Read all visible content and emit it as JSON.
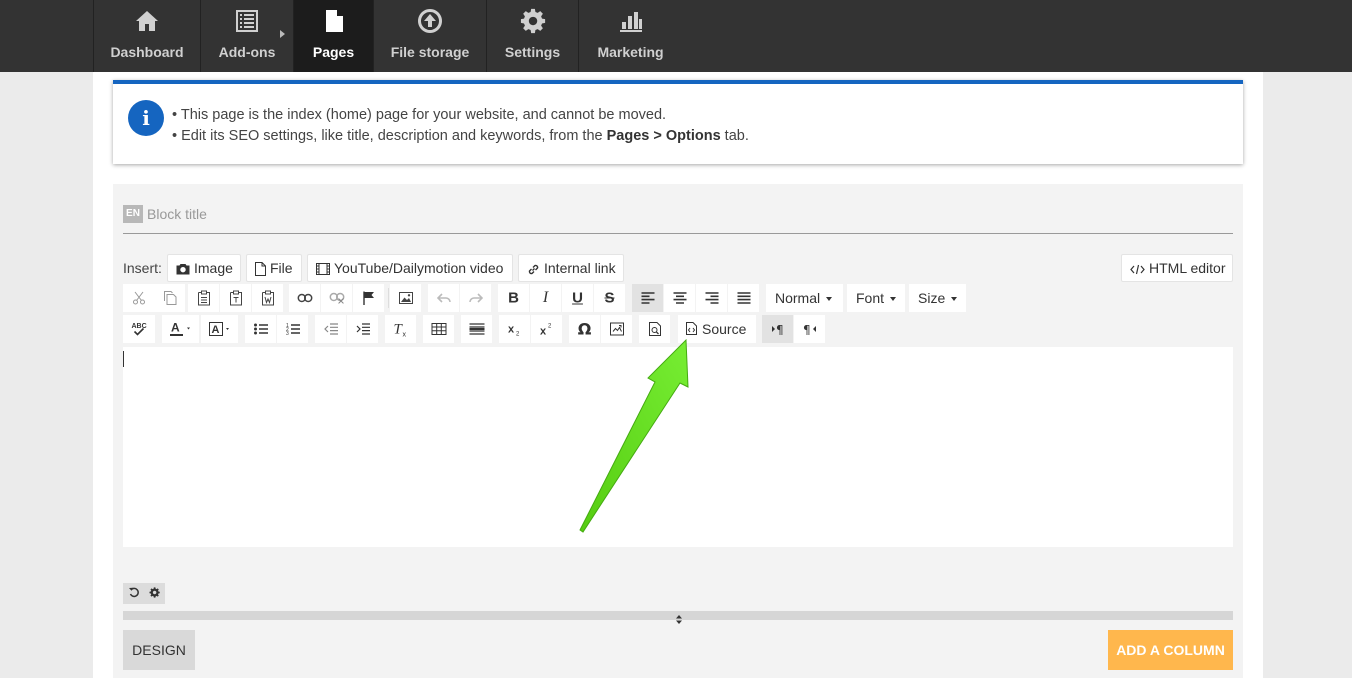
{
  "nav": {
    "items": [
      {
        "label": "Dashboard",
        "icon": "home-icon"
      },
      {
        "label": "Add-ons",
        "icon": "list-icon"
      },
      {
        "label": "Pages",
        "icon": "page-icon",
        "active": true
      },
      {
        "label": "File storage",
        "icon": "upload-circle-icon"
      },
      {
        "label": "Settings",
        "icon": "gear-icon"
      },
      {
        "label": "Marketing",
        "icon": "bar-chart-icon"
      }
    ]
  },
  "info": {
    "line1": "• This page is the index (home) page for your website, and cannot be moved.",
    "line2_prefix": "• Edit its SEO settings, like title, description and keywords, from the ",
    "line2_bold": "Pages > Options",
    "line2_suffix": " tab."
  },
  "block": {
    "lang_badge": "EN",
    "title_placeholder": "Block title"
  },
  "insert": {
    "label": "Insert:",
    "image": "Image",
    "file": "File",
    "video": "YouTube/Dailymotion video",
    "internal_link": "Internal link",
    "html_editor": "HTML editor"
  },
  "toolbar": {
    "format": "Normal",
    "font": "Font",
    "size": "Size",
    "source": "Source"
  },
  "footer": {
    "design": "DESIGN",
    "add_column": "ADD A COLUMN"
  },
  "colors": {
    "nav_bg": "#333333",
    "info_accent": "#1565c0",
    "add_column": "#ffb74d",
    "annotation_arrow": "#66dd22"
  }
}
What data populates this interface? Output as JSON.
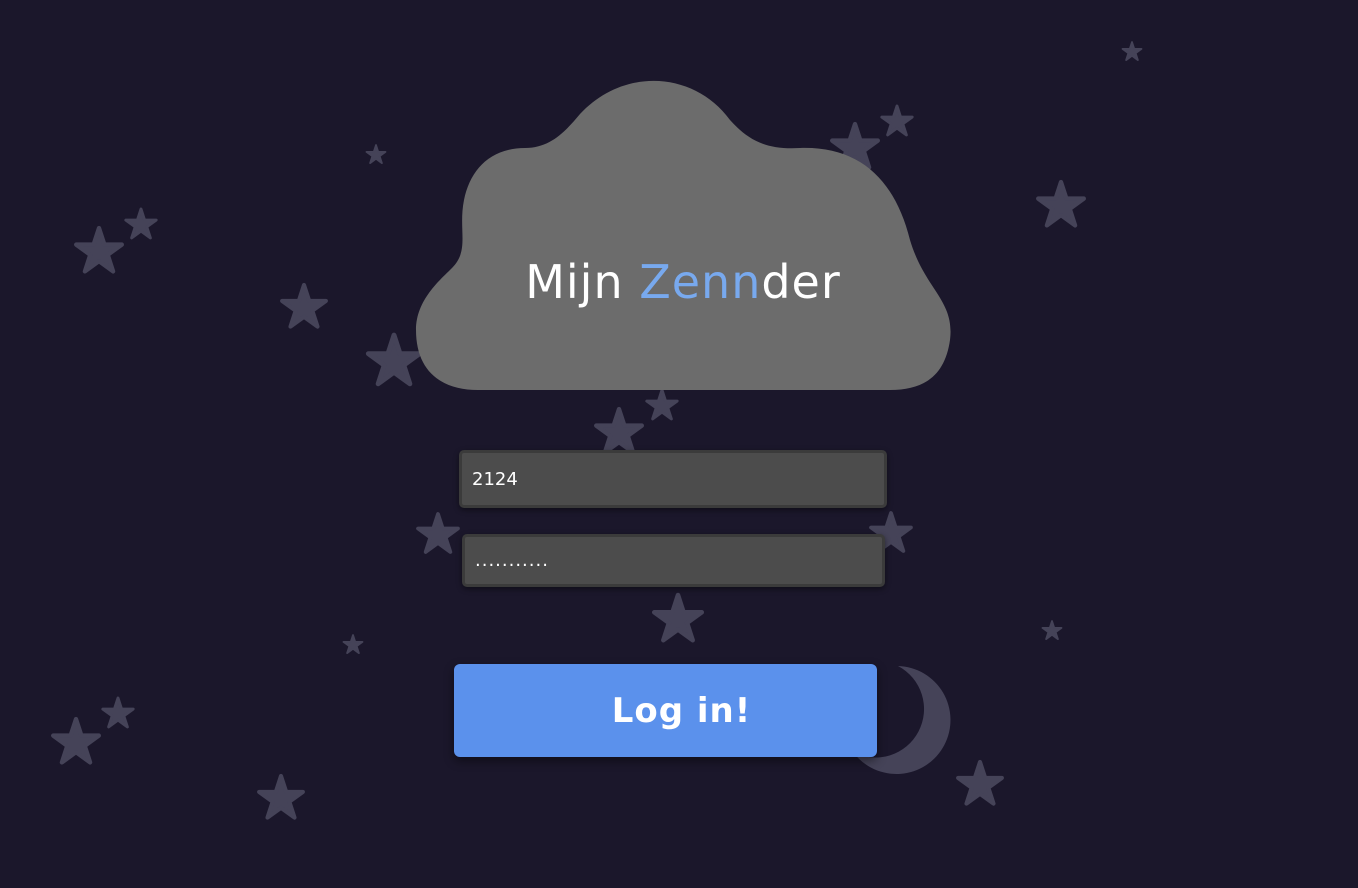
{
  "logo": {
    "prefix": "Mijn ",
    "brand_highlight": "Zenn",
    "brand_rest": "der"
  },
  "form": {
    "username_value": "2124",
    "password_value": "...........",
    "submit_label": "Log in!"
  },
  "colors": {
    "background": "#1b172b",
    "cloud": "#6c6c6c",
    "brand_highlight": "#78a9ee",
    "button": "#5b91ec",
    "input": "#4c4c4c",
    "decoration": "#454358"
  },
  "icons": {
    "background_stars": "star-icon",
    "moon": "crescent-moon-icon",
    "cloud": "cloud-shape"
  }
}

━━━━━━━━━━━━━━━━

§ TASK BRIEF
Retype exactly, and only, the lines from the one containing "What data populates" through the end of the material, leaving aside every picture.

§ OUTPUT BELOW
What data populates this interface? Output as JSON.
{
  "logo": {
    "prefix": "Mijn ",
    "brand_highlight": "Zenn",
    "brand_rest": "der"
  },
  "form": {
    "username_value": "2124",
    "password_value": "...........",
    "submit_label": "Log in!"
  },
  "colors": {
    "background": "#1b172b",
    "cloud": "#6c6c6c",
    "brand_highlight": "#78a9ee",
    "button": "#5b91ec",
    "input": "#4c4c4c",
    "decoration": "#454358"
  },
  "icons": {
    "background_stars": "star-icon",
    "moon": "crescent-moon-icon",
    "cloud": "cloud-shape"
  }
}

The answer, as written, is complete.